Set problem = Tell me how many lines hold "this", please, using only the number.

Data shown =

####################

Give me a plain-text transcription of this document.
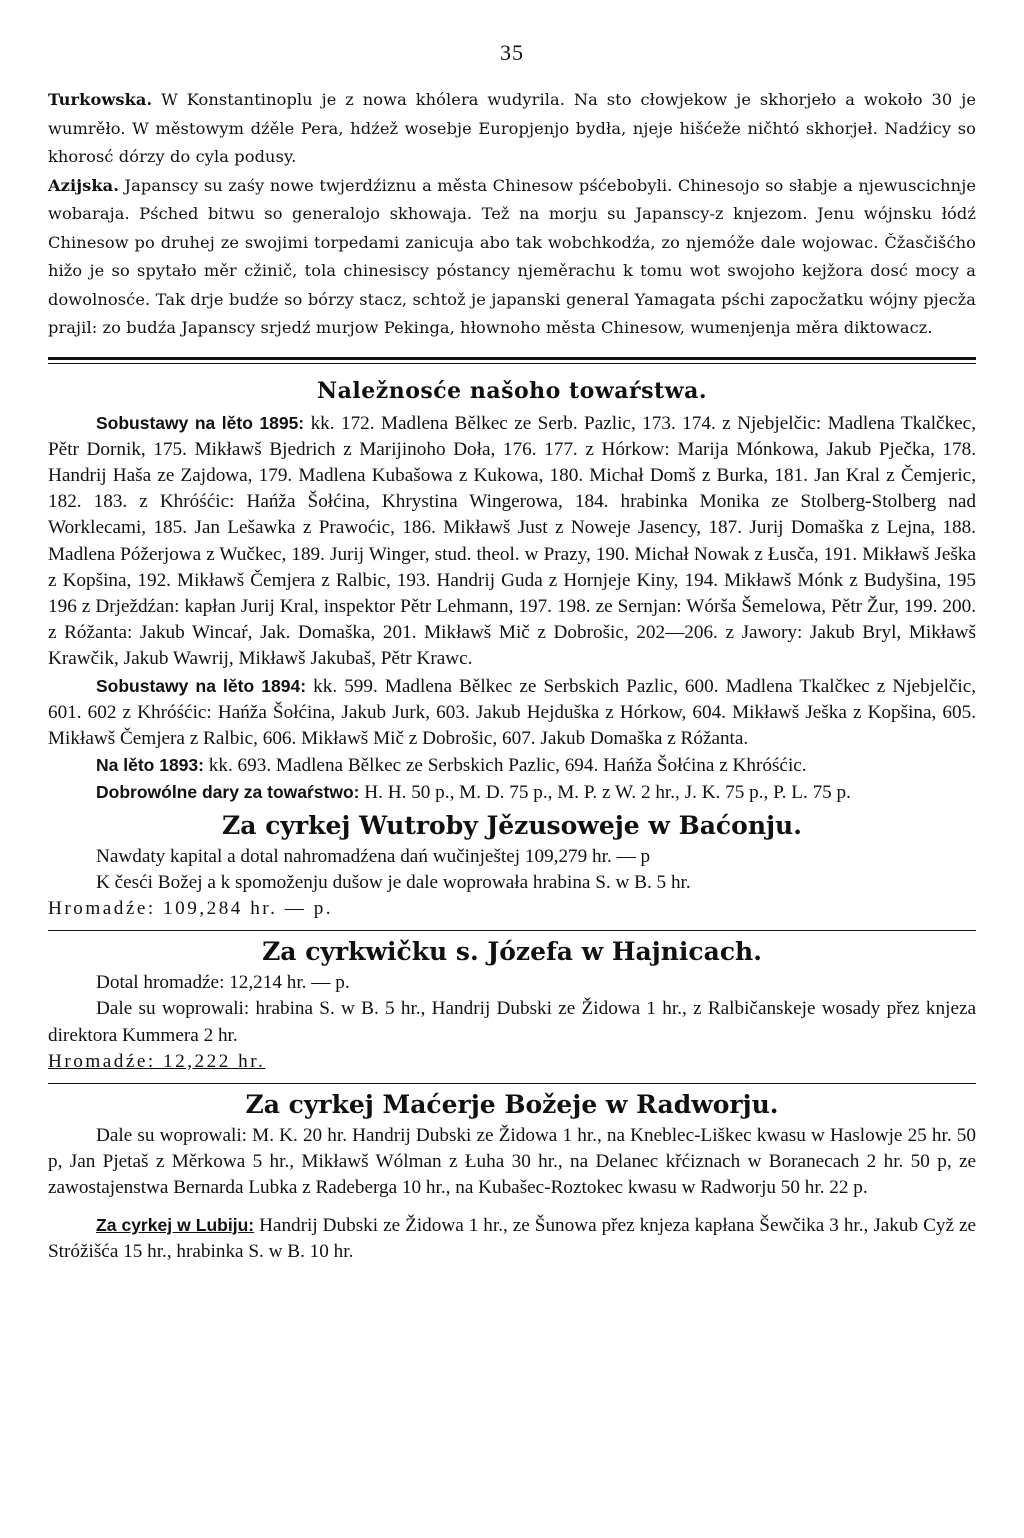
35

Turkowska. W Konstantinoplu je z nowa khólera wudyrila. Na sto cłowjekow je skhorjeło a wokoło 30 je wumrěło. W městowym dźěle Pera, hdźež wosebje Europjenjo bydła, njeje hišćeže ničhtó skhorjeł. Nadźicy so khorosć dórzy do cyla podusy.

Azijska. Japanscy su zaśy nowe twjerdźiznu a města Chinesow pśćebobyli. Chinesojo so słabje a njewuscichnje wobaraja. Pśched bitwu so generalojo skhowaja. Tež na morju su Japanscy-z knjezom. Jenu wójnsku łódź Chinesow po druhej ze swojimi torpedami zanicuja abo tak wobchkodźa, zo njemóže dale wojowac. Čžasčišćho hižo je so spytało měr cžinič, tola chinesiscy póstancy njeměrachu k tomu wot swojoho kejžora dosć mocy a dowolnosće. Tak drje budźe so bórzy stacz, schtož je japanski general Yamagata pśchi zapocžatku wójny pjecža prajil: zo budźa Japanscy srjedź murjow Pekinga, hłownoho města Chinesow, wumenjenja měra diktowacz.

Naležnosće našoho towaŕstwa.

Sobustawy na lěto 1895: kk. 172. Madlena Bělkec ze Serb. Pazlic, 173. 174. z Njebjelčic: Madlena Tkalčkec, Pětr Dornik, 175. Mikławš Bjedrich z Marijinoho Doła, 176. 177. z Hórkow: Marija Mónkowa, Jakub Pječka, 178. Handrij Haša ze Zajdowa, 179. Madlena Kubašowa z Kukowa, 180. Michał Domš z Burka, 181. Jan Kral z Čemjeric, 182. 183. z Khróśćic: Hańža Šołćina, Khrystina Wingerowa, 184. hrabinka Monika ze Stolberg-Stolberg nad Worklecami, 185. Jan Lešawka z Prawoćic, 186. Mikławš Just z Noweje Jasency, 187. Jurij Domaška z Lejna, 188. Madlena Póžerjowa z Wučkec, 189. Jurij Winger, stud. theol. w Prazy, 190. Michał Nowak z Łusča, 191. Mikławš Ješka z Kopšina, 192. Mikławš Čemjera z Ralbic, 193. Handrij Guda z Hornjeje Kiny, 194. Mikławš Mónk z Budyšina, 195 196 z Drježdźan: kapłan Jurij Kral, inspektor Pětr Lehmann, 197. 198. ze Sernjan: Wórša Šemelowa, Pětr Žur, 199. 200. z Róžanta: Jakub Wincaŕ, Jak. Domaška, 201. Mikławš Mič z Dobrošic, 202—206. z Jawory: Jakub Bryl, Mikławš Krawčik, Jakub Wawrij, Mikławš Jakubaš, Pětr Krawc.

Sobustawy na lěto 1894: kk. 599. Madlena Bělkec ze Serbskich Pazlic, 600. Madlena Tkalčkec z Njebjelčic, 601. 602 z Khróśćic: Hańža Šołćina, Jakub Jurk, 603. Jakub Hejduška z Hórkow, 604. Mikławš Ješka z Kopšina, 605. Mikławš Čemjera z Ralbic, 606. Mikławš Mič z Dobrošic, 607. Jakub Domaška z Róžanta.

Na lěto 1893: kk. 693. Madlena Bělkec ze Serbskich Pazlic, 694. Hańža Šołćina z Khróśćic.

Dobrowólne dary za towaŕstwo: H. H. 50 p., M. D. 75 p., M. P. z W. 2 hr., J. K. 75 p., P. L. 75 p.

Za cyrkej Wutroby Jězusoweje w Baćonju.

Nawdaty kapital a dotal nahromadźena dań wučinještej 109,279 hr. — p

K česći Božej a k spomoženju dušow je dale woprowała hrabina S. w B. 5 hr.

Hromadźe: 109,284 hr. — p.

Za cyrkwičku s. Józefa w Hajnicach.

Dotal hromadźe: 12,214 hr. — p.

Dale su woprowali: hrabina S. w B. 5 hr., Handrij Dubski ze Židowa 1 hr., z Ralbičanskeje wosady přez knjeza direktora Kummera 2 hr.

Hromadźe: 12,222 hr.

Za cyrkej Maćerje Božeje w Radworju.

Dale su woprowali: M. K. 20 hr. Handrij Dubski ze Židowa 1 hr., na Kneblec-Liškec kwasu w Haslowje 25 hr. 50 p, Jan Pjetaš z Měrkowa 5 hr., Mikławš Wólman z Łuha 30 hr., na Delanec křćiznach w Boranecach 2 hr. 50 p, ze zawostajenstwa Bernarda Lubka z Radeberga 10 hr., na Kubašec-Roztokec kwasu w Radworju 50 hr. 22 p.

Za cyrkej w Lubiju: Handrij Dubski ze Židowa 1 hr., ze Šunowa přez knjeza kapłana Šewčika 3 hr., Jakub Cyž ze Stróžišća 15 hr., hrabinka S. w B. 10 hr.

####################

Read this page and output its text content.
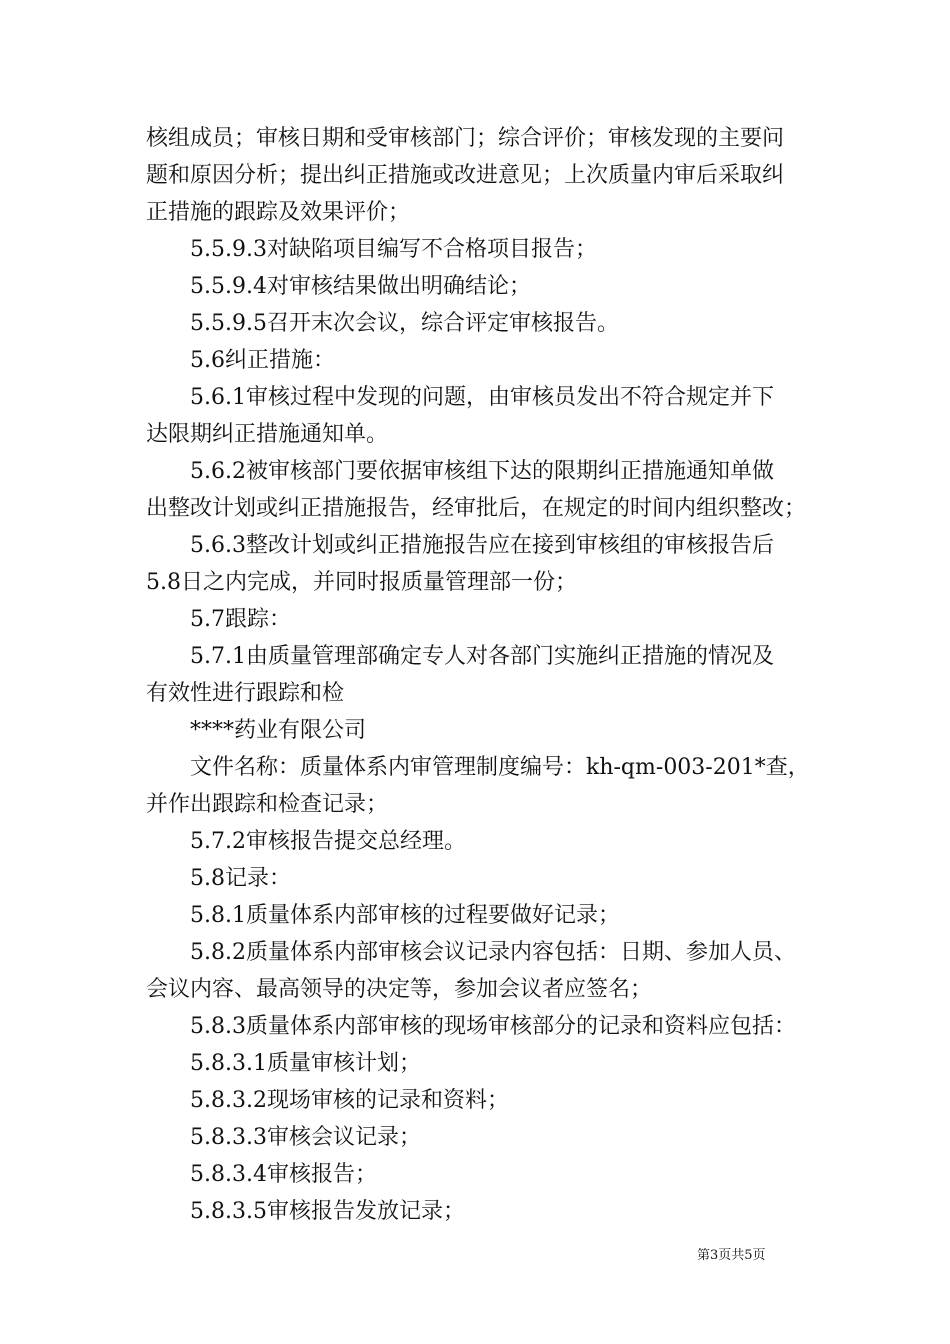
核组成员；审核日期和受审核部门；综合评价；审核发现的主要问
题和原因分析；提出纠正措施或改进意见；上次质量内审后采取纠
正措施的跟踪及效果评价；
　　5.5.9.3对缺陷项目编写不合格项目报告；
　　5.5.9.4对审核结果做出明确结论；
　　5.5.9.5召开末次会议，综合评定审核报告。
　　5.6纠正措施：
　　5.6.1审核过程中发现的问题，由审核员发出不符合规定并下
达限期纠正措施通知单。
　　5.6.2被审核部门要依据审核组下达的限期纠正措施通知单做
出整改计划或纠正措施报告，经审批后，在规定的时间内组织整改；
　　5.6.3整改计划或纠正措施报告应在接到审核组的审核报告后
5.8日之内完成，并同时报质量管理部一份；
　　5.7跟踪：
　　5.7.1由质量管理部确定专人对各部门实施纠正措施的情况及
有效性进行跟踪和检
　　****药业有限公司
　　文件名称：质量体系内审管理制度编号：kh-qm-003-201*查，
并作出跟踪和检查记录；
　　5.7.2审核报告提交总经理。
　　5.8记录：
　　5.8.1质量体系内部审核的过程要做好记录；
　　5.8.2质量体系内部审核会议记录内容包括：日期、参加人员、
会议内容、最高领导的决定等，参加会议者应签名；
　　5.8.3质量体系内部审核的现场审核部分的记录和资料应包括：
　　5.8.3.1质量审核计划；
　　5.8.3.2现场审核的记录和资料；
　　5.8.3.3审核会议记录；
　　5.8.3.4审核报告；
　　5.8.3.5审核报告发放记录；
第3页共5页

####################

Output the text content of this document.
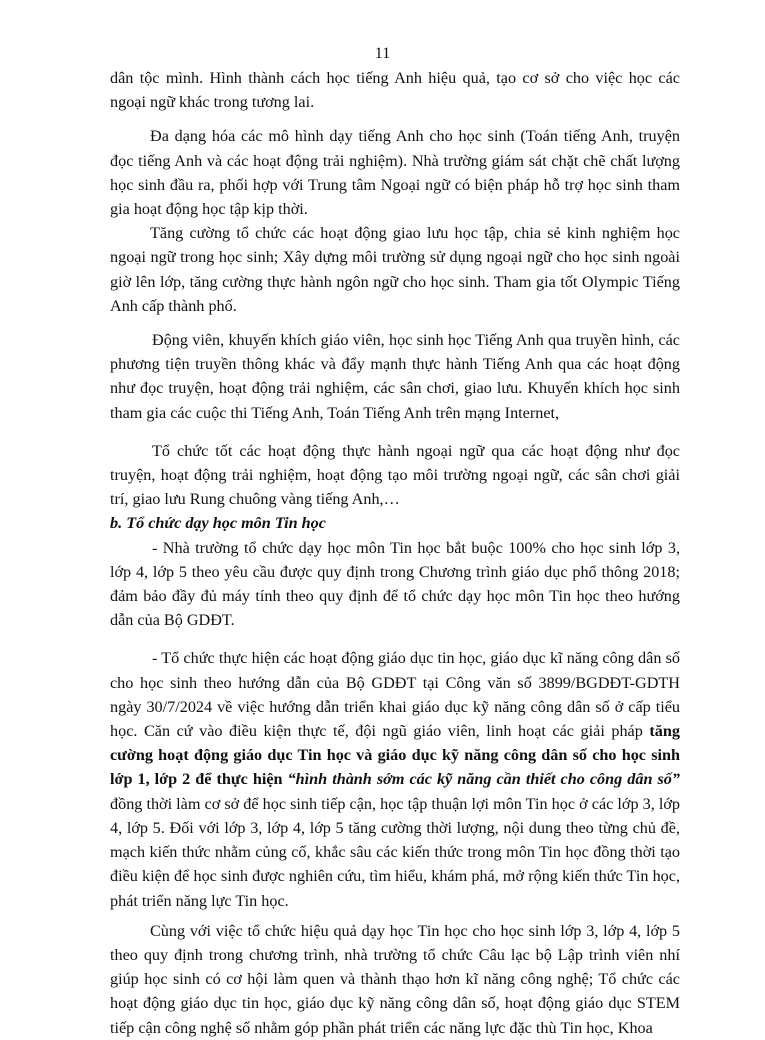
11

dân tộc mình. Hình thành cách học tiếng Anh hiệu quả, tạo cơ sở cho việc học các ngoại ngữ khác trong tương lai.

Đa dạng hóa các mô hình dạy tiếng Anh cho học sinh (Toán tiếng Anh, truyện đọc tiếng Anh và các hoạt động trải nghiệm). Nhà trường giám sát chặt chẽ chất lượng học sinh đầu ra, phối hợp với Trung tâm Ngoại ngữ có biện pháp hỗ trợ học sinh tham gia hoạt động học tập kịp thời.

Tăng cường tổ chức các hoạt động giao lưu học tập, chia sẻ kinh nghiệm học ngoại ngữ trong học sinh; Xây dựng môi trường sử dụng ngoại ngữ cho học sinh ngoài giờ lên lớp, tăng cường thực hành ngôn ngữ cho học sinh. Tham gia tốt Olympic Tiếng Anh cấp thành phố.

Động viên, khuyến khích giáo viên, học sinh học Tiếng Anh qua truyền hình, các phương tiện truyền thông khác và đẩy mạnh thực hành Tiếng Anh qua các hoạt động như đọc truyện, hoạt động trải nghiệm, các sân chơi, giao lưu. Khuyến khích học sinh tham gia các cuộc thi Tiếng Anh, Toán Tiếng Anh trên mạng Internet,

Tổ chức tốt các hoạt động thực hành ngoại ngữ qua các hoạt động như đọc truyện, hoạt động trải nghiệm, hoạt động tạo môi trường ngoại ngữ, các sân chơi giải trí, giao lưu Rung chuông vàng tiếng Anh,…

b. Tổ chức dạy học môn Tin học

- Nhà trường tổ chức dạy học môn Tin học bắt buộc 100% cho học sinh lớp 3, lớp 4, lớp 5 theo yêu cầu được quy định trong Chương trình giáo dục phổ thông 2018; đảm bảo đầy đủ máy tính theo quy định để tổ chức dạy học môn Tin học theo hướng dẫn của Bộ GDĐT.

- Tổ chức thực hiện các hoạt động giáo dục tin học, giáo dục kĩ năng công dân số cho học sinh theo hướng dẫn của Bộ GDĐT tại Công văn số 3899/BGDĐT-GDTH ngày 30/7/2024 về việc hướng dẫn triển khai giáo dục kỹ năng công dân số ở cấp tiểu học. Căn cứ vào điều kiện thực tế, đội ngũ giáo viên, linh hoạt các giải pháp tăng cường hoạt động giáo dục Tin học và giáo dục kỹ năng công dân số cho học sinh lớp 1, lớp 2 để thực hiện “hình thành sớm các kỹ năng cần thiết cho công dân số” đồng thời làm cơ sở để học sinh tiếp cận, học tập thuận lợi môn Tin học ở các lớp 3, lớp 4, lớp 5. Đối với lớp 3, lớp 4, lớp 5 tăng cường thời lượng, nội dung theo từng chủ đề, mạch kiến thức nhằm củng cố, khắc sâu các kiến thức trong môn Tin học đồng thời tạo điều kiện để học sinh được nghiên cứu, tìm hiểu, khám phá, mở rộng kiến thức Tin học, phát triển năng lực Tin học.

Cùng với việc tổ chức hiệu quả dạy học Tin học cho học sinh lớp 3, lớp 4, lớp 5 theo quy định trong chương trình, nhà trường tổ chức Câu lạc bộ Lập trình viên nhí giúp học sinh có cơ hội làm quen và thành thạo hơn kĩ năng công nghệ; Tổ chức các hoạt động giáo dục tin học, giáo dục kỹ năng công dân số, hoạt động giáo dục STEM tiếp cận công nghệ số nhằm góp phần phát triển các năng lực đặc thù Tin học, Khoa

####################

Right answer = 3